-- GIVEN DATA --
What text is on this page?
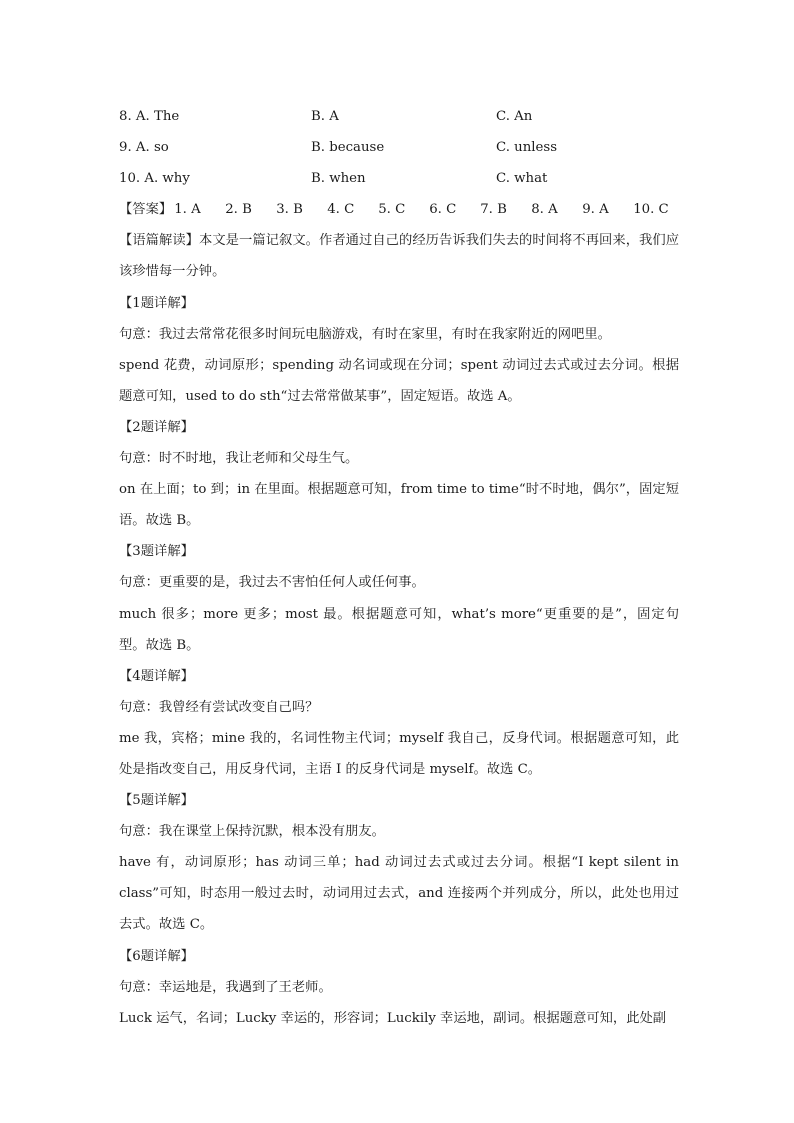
8. A. The	B. A	C. An
9. A. so	B. because	C. unless
10. A. why	B. when	C. what
【答案】 1. A	2. B	3. B	4. C	5. C	6. C	7. B	8. A	9. A	10. C
【语篇解读】本文是一篇记叙文。作者通过自己的经历告诉我们失去的时间将不再回来，我们应该珍惜每一分钟。
【1题详解】
句意：我过去常常花很多时间玩电脑游戏，有时在家里，有时在我家附近的网吧里。
spend 花费，动词原形；spending 动名词或现在分词；spent 动词过去式或过去分词。根据题意可知，used to do sth“过去常常做某事”，固定短语。故选 A。
【2题详解】
句意：时不时地，我让老师和父母生气。
on 在上面；to 到；in 在里面。根据题意可知，from time to time“时不时地，偶尔”，固定短语。故选 B。
【3题详解】
句意：更重要的是，我过去不害怕任何人或任何事。
much 很多；more 更多；most 最。根据题意可知，what’s more“更重要的是”，固定句型。故选 B。
【4题详解】
句意：我曾经有尝试改变自己吗？
me 我，宾格；mine 我的，名词性物主代词；myself 我自己，反身代词。根据题意可知，此处是指改变自己，用反身代词，主语 I 的反身代词是 myself。故选 C。
【5题详解】
句意：我在课堂上保持沉默，根本没有朋友。
have 有，动词原形；has 动词三单；had 动词过去式或过去分词。根据“I kept silent in class”可知，时态用一般过去时，动词用过去式，and 连接两个并列成分，所以，此处也用过去式。故选 C。
【6题详解】
句意：幸运地是，我遇到了王老师。
Luck 运气，名词；Lucky 幸运的，形容词；Luckily 幸运地，副词。根据题意可知，此处副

-- GOAL OF THE EXERCISE --
Print all the records again exactly; do not include any picture.

-- PROBLEM SOLUTION --
What text is on this page?
8. A. The	B. A	C. An
9. A. so	B. because	C. unless
10. A. why	B. when	C. what
【答案】 1. A	2. B	3. B	4. C	5. C	6. C	7. B	8. A	9. A	10. C
【语篇解读】本文是一篇记叙文。作者通过自己的经历告诉我们失去的时间将不再回来，我们应该珍惜每一分钟。
【1题详解】
句意：我过去常常花很多时间玩电脑游戏，有时在家里，有时在我家附近的网吧里。
spend 花费，动词原形；spending 动名词或现在分词；spent 动词过去式或过去分词。根据题意可知，used to do sth“过去常常做某事”，固定短语。故选 A。
【2题详解】
句意：时不时地，我让老师和父母生气。
on 在上面；to 到；in 在里面。根据题意可知，from time to time“时不时地，偶尔”，固定短语。故选 B。
【3题详解】
句意：更重要的是，我过去不害怕任何人或任何事。
much 很多；more 更多；most 最。根据题意可知，what’s more“更重要的是”，固定句型。故选 B。
【4题详解】
句意：我曾经有尝试改变自己吗？
me 我，宾格；mine 我的，名词性物主代词；myself 我自己，反身代词。根据题意可知，此处是指改变自己，用反身代词，主语 I 的反身代词是 myself。故选 C。
【5题详解】
句意：我在课堂上保持沉默，根本没有朋友。
have 有，动词原形；has 动词三单；had 动词过去式或过去分词。根据“I kept silent in class”可知，时态用一般过去时，动词用过去式，and 连接两个并列成分，所以，此处也用过去式。故选 C。
【6题详解】
句意：幸运地是，我遇到了王老师。
Luck 运气，名词；Lucky 幸运的，形容词；Luckily 幸运地，副词。根据题意可知，此处副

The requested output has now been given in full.